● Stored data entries
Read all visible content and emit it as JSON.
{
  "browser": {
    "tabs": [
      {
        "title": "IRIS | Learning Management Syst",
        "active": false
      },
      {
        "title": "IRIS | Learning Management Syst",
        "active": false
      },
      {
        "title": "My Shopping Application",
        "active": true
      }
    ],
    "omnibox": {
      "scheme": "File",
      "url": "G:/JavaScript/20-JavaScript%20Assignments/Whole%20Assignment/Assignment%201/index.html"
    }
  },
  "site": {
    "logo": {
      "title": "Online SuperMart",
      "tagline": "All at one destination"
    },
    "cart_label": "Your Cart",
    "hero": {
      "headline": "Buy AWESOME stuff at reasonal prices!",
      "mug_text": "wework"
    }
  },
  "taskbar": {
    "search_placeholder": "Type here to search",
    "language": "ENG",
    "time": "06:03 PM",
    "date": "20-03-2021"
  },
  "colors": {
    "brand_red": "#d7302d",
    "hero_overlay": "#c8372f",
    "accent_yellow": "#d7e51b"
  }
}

● The problem
Repeat the records above exactly, leaving none out.

● Written response
Read all visible content and emit it as JSON.
{
  "browser": {
    "tabs": [
      {
        "title": "IRIS | Learning Management Syst",
        "active": false
      },
      {
        "title": "IRIS | Learning Management Syst",
        "active": false
      },
      {
        "title": "My Shopping Application",
        "active": true
      }
    ],
    "omnibox": {
      "scheme": "File",
      "url": "G:/JavaScript/20-JavaScript%20Assignments/Whole%20Assignment/Assignment%201/index.html"
    }
  },
  "site": {
    "logo": {
      "title": "Online SuperMart",
      "tagline": "All at one destination"
    },
    "cart_label": "Your Cart",
    "hero": {
      "headline": "Buy AWESOME stuff at reasonal prices!",
      "mug_text": "wework"
    }
  },
  "taskbar": {
    "search_placeholder": "Type here to search",
    "language": "ENG",
    "time": "06:03 PM",
    "date": "20-03-2021"
  },
  "colors": {
    "brand_red": "#d7302d",
    "hero_overlay": "#c8372f",
    "accent_yellow": "#d7e51b"
  }
}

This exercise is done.